• _Your goal_: Check each line of the records below for the word "women" and copy those where it appears.

• _Data items_:
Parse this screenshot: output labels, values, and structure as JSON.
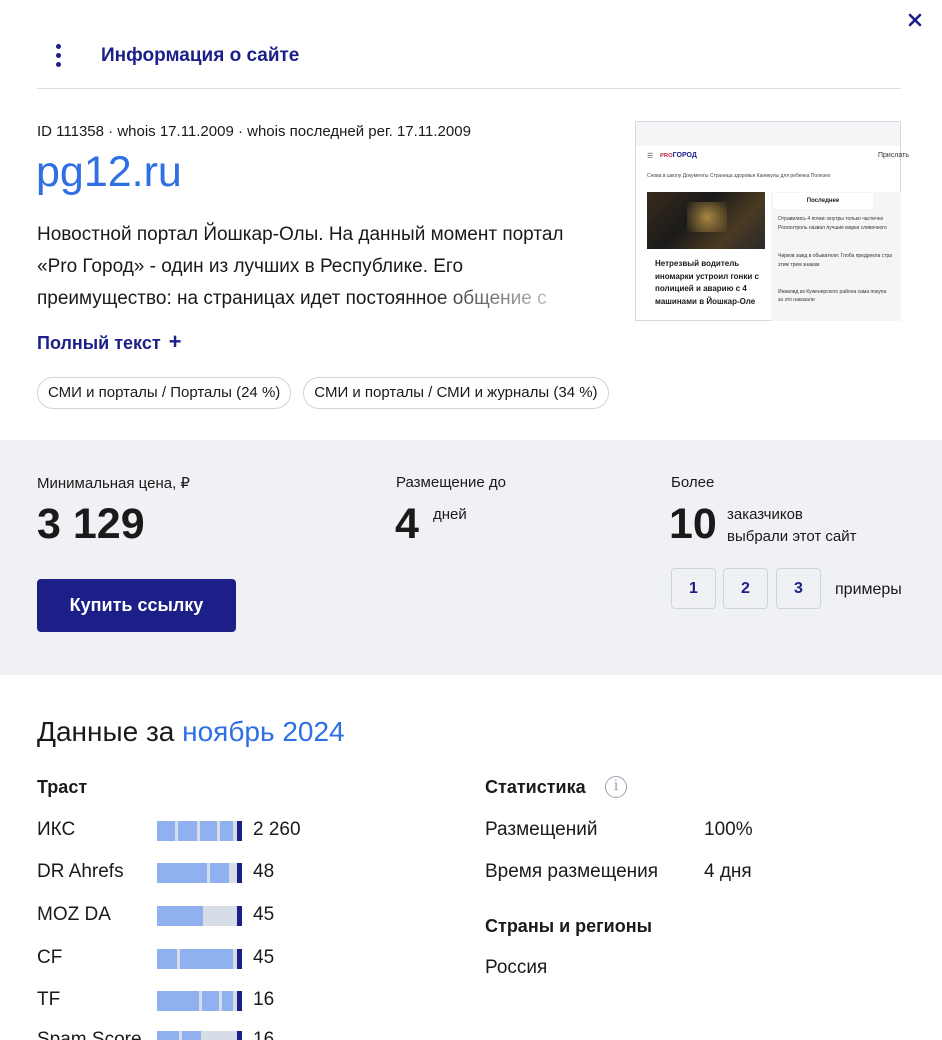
{
  "header": {
    "title": "Информация о сайте"
  },
  "site": {
    "meta": "ID 111358 · whois 17.11.2009 · whois последней рег. 17.11.2009",
    "domain": "pg12.ru",
    "description": "Новостной портал Йошкар-Олы. На данный момент портал «Pro Город» - один из лучших в Республике. Его преимущество: на страницах идет постоянное общение с",
    "full_text_label": "Полный текст",
    "tags": [
      "СМИ и порталы / Порталы (24 %)",
      "СМИ и порталы / СМИ и журналы (34 %)"
    ]
  },
  "preview": {
    "logo": "ГОРОД",
    "logo_prefix": "PRO",
    "right_text": "Прислать",
    "menu": "Снова в школу     Документы     Страница здоровья     Каникулы для ребенка     Полезно",
    "headline": "Нетрезвый водитель иномарки устроил гонки с полицией и аварию с 4 машинами в Йошкар-Оле",
    "side_head": "Последнее",
    "side_items": [
      "Отравились 4 почки: внутры только частично",
      "Росконтроль назвал лучшие марки сливочного",
      "Чирков зажд в обыватели: Глоба предрекла стра",
      "этим трем знакам",
      "Инвалид из Куженерского района сама покупа",
      "за это наказали"
    ]
  },
  "pricing": {
    "min_price_label": "Минимальная цена, ₽",
    "min_price": "3 129",
    "placement_label": "Размещение до",
    "placement_value": "4",
    "placement_unit": "дней",
    "customers_label": "Более",
    "customers_value": "10",
    "customers_text_1": "заказчиков",
    "customers_text_2": "выбрали этот сайт",
    "buy_label": "Купить ссылку",
    "examples": [
      "1",
      "2",
      "3"
    ],
    "examples_label": "примеры"
  },
  "data_section": {
    "title_prefix": "Данные за",
    "title_period": "ноябрь 2024",
    "trust_title": "Траст",
    "trust": [
      {
        "label": "ИКС",
        "value": "2 260",
        "fill": 0.95
      },
      {
        "label": "DR Ahrefs",
        "value": "48",
        "fill": 0.9
      },
      {
        "label": "MOZ DA",
        "value": "45",
        "fill": 0.57
      },
      {
        "label": "CF",
        "value": "45",
        "fill": 0.95
      },
      {
        "label": "TF",
        "value": "16",
        "fill": 0.95
      },
      {
        "label": "Spam Score",
        "value": "16",
        "fill": 0.55
      }
    ],
    "stats_title": "Статистика",
    "stats": [
      {
        "label": "Размещений",
        "value": "100%"
      },
      {
        "label": "Время размещения",
        "value": "4 дня"
      }
    ],
    "regions_title": "Страны и регионы",
    "regions": [
      "Россия"
    ]
  },
  "colors": {
    "accent": "#1b1f87",
    "link": "#2f6fe4",
    "band": "#eff1f4",
    "bar_fill": "#8fb1ef",
    "bar_bg": "#d6dde6"
  }
}
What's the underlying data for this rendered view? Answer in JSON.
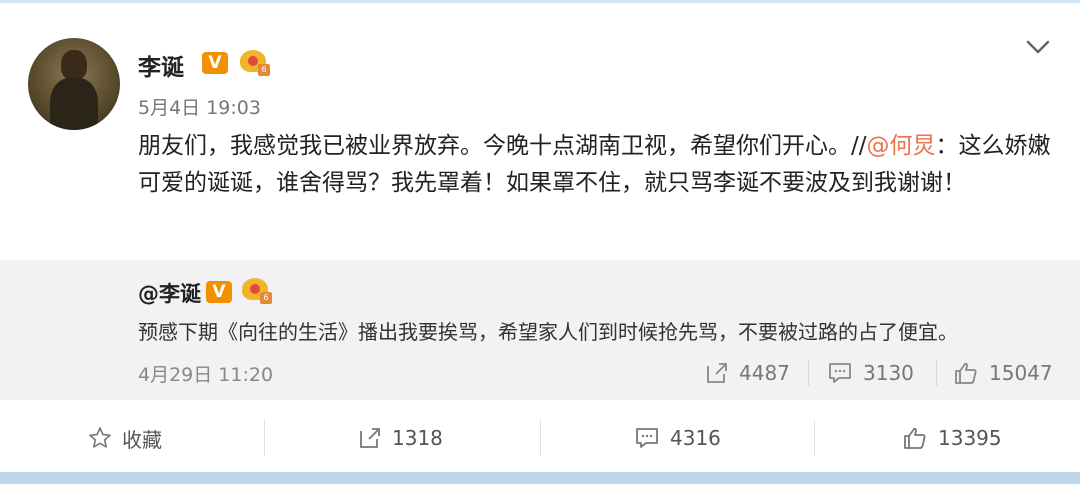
{
  "post": {
    "username": "李诞",
    "verified_badge": "V",
    "vip_level": "6",
    "timestamp": "5月4日 19:03",
    "content_part1": "朋友们，我感觉我已被业界放弃。今晚十点湖南卫视，希望你们开心。//",
    "mention": "@何炅",
    "content_part2": "：这么娇嫩可爱的诞诞，谁舍得骂？我先罩着！如果罩不住，就只骂李诞不要波及到我谢谢！",
    "icons": {
      "more": "chevron-down-icon"
    }
  },
  "quote": {
    "username": "@李诞",
    "verified_badge": "V",
    "vip_level": "6",
    "text": "预感下期《向往的生活》播出我要挨骂，希望家人们到时候抢先骂，不要被过路的占了便宜。",
    "time": "4月29日 11:20",
    "reposts": "4487",
    "comments": "3130",
    "likes": "15047"
  },
  "actions": {
    "favorite_label": "收藏",
    "reposts": "1318",
    "comments": "4316",
    "likes": "13395"
  },
  "colors": {
    "mention": "#eb7350",
    "verified": "#f29100",
    "quote_bg": "#f2f2f5"
  }
}
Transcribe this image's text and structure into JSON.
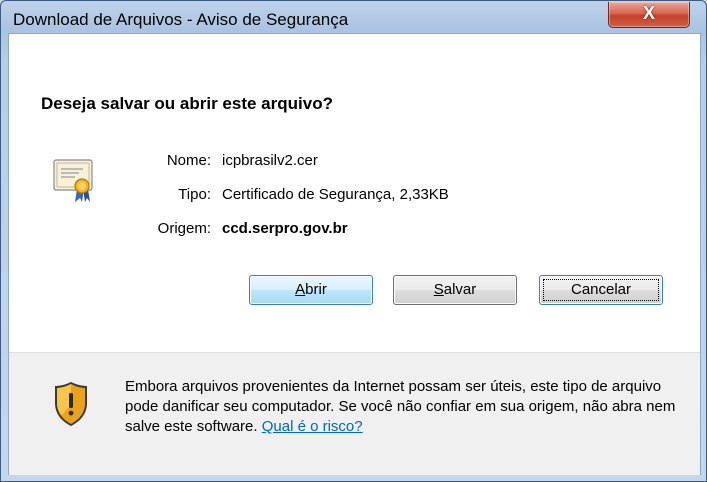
{
  "window": {
    "title": "Download de Arquivos - Aviso de Segurança",
    "close_glyph": "X"
  },
  "dialog": {
    "question": "Deseja salvar ou abrir este arquivo?",
    "file_icon": "certificate-icon",
    "fields": {
      "name_label": "Nome:",
      "name_value": "icpbrasilv2.cer",
      "type_label": "Tipo:",
      "type_value": "Certificado de Segurança, 2,33KB",
      "origin_label": "Origem:",
      "origin_value": "ccd.serpro.gov.br"
    },
    "buttons": {
      "open_mnemonic": "A",
      "open_rest": "brir",
      "save_mnemonic": "S",
      "save_rest": "alvar",
      "cancel_label": "Cancelar"
    },
    "warning": {
      "icon": "security-shield-icon",
      "text": "Embora arquivos provenientes da Internet possam ser úteis, este tipo de arquivo pode danificar seu computador. Se você não confiar em sua origem, não abra nem salve este software.",
      "link": "Qual é o risco?"
    }
  },
  "colors": {
    "link": "#0066cc",
    "close_button": "#c3422b"
  }
}
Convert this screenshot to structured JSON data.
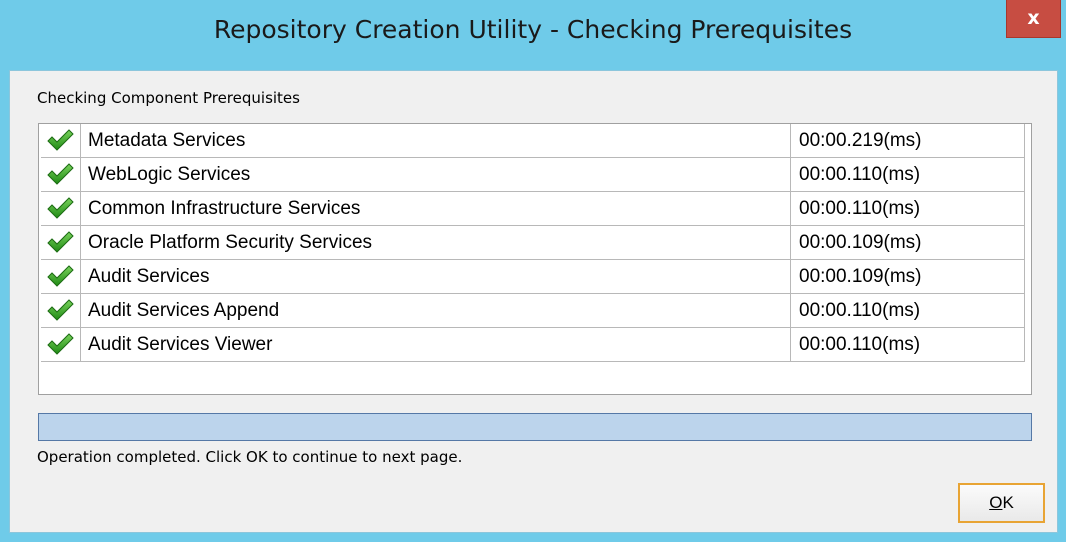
{
  "window": {
    "title": "Repository Creation Utility - Checking Prerequisites",
    "close_glyph": "x"
  },
  "section_label": "Checking Component Prerequisites",
  "components": [
    {
      "name": "Metadata Services",
      "time": "00:00.219(ms)",
      "status_icon": "check-icon",
      "status": "passed"
    },
    {
      "name": "WebLogic Services",
      "time": "00:00.110(ms)",
      "status_icon": "check-icon",
      "status": "passed"
    },
    {
      "name": "Common Infrastructure Services",
      "time": "00:00.110(ms)",
      "status_icon": "check-icon",
      "status": "passed"
    },
    {
      "name": "Oracle Platform Security Services",
      "time": "00:00.109(ms)",
      "status_icon": "check-icon",
      "status": "passed"
    },
    {
      "name": "Audit Services",
      "time": "00:00.109(ms)",
      "status_icon": "check-icon",
      "status": "passed"
    },
    {
      "name": "Audit Services Append",
      "time": "00:00.110(ms)",
      "status_icon": "check-icon",
      "status": "passed"
    },
    {
      "name": "Audit Services Viewer",
      "time": "00:00.110(ms)",
      "status_icon": "check-icon",
      "status": "passed"
    }
  ],
  "progress": {
    "fraction": 1.0
  },
  "status_message": "Operation completed. Click OK to continue to next page.",
  "buttons": {
    "ok_label": "OK"
  },
  "colors": {
    "window_frame": "#6fcbe9",
    "close_button": "#c74d42",
    "check_green": "#2e9a1e",
    "progress_fill": "#bcd4ec",
    "ok_focus_border": "#e8a434"
  }
}
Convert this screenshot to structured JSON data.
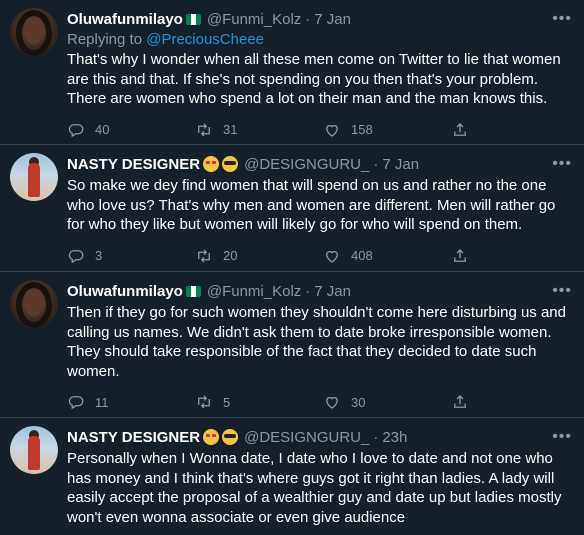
{
  "tweets": [
    {
      "name": "Oluwafunmilayo",
      "handle": "@Funmi_Kolz",
      "separator": "·",
      "time": "7 Jan",
      "reply_prefix": "Replying to",
      "reply_to": "@PreciousCheee",
      "text": "That's why I wonder when all these men come on Twitter to lie that women are this and that. If she's not spending on you then that's your problem. There are women who spend a lot on their man and the man knows this.",
      "replies": "40",
      "retweets": "31",
      "likes": "158"
    },
    {
      "name": "NASTY DESIGNER",
      "handle": "@DESIGNGURU_",
      "separator": "·",
      "time": "7 Jan",
      "text": "So make we dey find women that will spend on us and rather no the one who love us? That's why men and women are different. Men will rather go for who they like but women will likely go for who will spend on them.",
      "replies": "3",
      "retweets": "20",
      "likes": "408"
    },
    {
      "name": "Oluwafunmilayo",
      "handle": "@Funmi_Kolz",
      "separator": "·",
      "time": "7 Jan",
      "text": "Then if they go for such women they shouldn't come here disturbing us and calling us names. We didn't ask them to date broke irresponsible women. They should take responsible of the fact that they decided to date such women.",
      "replies": "11",
      "retweets": "5",
      "likes": "30"
    },
    {
      "name": "NASTY DESIGNER",
      "handle": "@DESIGNGURU_",
      "separator": "·",
      "time": "23h",
      "text": "Personally when I Wonna date, I date who I love to date and not one who has money and I think that's where guys got it right than ladies. A lady will easily accept the proposal of a wealthier guy and date up but ladies mostly won't even wonna associate or even give audience"
    }
  ],
  "icons": {
    "verified_flag": "nigeria-flag-icon",
    "emoji_1": "heart-eyes-emoji-icon",
    "emoji_2": "sunglasses-emoji-icon",
    "reply": "reply-icon",
    "retweet": "retweet-icon",
    "like": "heart-icon",
    "share": "share-icon",
    "more": "more-icon"
  },
  "colors": {
    "background": "#15202b",
    "secondary_text": "#8899a6",
    "link": "#1b95e0",
    "divider": "#38444d"
  }
}
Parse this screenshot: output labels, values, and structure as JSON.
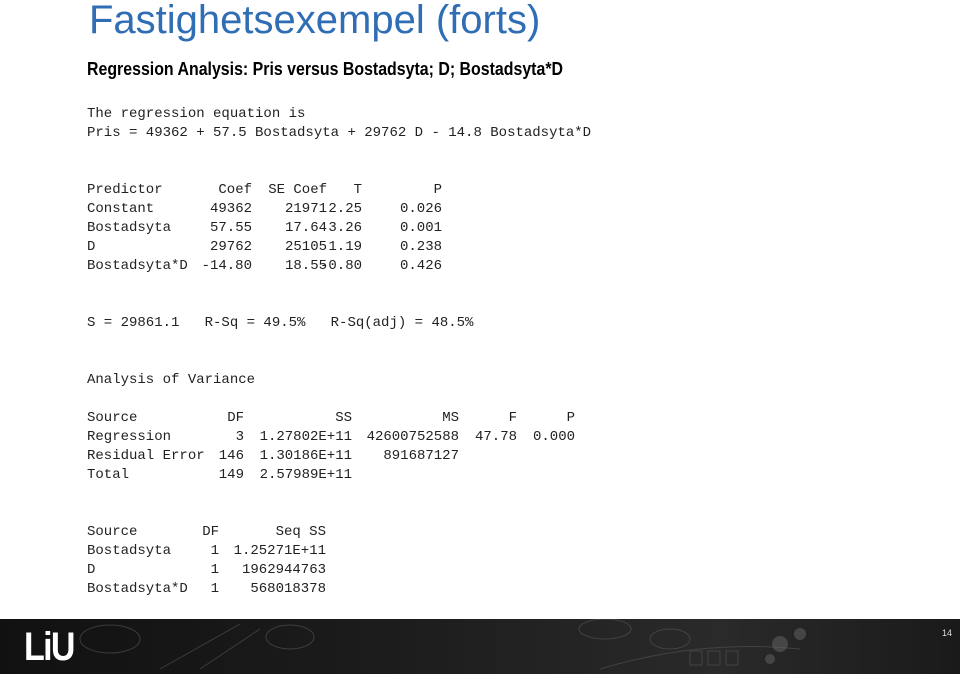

• _The output_:
      "text": "That's why I wonder when all these men come on Twitter to lie that women are this and that. If she's not spending on you then that's your problem. There are women who spend a lot on their man and the man knows this.",
      "text": "So make we dey find women that will spend on us and rather no the one who love us? That's why men and women are different. Men will rather go for who they like but women will likely go for who will spend on them.",
      "text": "Then if they go for such women they shouldn't come here disturbing us and calling us names. We didn't ask them to date broke irresponsible women. They should take responsible of the fact that they decided to date such women.",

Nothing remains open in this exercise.